## The exercise:
Look for "Base" in the listing below. Gather each line that contains it.
((
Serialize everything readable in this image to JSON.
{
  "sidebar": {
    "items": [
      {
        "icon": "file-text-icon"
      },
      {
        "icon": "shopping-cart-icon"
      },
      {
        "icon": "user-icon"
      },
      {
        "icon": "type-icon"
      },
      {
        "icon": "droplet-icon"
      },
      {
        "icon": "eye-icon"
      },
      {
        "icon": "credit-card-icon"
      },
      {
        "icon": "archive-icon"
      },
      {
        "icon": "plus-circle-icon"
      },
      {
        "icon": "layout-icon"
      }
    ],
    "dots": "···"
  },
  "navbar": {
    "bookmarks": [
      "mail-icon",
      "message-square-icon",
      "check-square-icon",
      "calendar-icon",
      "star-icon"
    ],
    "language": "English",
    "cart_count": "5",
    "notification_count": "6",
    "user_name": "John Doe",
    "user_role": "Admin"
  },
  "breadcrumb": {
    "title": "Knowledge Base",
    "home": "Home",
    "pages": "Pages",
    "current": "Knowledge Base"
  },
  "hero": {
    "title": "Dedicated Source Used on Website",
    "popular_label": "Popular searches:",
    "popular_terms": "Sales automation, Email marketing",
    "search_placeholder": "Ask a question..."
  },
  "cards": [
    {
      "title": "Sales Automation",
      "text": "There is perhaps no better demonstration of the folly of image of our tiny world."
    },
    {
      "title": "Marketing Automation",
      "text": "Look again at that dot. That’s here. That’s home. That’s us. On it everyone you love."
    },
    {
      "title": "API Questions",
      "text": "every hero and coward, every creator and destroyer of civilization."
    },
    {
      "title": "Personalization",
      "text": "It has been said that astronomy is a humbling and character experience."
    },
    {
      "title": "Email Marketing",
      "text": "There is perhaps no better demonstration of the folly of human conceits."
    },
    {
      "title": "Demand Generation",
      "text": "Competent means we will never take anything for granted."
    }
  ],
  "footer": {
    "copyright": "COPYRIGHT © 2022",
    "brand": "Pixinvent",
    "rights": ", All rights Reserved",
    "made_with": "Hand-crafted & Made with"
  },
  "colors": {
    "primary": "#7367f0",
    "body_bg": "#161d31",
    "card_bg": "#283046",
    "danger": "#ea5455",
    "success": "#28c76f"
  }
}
))
((
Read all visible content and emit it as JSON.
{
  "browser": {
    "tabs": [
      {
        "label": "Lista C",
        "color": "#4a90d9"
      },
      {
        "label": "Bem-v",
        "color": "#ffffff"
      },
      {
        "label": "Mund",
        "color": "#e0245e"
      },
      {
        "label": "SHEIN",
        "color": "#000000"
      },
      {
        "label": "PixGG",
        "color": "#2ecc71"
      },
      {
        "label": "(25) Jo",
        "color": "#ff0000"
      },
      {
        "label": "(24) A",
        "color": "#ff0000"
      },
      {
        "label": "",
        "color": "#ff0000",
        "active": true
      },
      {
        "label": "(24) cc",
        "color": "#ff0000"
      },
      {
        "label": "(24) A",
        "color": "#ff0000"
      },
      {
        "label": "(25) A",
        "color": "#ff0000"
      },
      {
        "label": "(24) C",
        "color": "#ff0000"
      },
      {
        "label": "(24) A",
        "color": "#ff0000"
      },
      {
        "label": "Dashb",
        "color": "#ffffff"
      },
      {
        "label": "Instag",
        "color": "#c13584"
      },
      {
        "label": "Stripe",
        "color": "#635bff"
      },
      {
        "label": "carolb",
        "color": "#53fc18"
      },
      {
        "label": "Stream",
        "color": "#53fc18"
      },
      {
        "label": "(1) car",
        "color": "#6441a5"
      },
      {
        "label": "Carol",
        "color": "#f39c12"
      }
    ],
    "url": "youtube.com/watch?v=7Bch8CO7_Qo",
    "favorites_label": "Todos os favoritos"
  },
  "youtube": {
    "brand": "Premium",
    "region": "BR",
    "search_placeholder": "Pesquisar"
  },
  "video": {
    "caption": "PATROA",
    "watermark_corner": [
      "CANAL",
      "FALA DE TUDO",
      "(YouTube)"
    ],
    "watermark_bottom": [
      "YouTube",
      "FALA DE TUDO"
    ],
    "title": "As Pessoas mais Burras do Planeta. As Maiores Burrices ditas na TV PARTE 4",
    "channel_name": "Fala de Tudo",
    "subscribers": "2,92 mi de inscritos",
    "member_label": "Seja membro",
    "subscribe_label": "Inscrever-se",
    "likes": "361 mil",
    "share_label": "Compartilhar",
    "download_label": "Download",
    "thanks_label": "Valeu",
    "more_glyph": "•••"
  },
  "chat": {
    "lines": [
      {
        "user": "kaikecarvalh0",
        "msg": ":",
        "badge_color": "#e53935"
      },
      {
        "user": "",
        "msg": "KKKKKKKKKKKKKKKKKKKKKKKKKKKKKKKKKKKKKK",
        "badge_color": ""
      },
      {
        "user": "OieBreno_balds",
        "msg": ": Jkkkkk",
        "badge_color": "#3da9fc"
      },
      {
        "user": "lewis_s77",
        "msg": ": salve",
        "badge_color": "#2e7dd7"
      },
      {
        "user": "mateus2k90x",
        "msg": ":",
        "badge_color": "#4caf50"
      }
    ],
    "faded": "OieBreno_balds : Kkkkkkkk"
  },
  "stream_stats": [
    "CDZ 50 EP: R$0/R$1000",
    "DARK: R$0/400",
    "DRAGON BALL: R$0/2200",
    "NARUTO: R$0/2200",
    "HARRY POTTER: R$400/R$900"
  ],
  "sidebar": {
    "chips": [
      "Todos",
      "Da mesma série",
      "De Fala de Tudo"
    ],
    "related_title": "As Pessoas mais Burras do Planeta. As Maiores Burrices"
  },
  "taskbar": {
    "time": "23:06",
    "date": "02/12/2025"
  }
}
))
## Reply:
    "title": "Knowledge Base",
    "current": "Knowledge Base"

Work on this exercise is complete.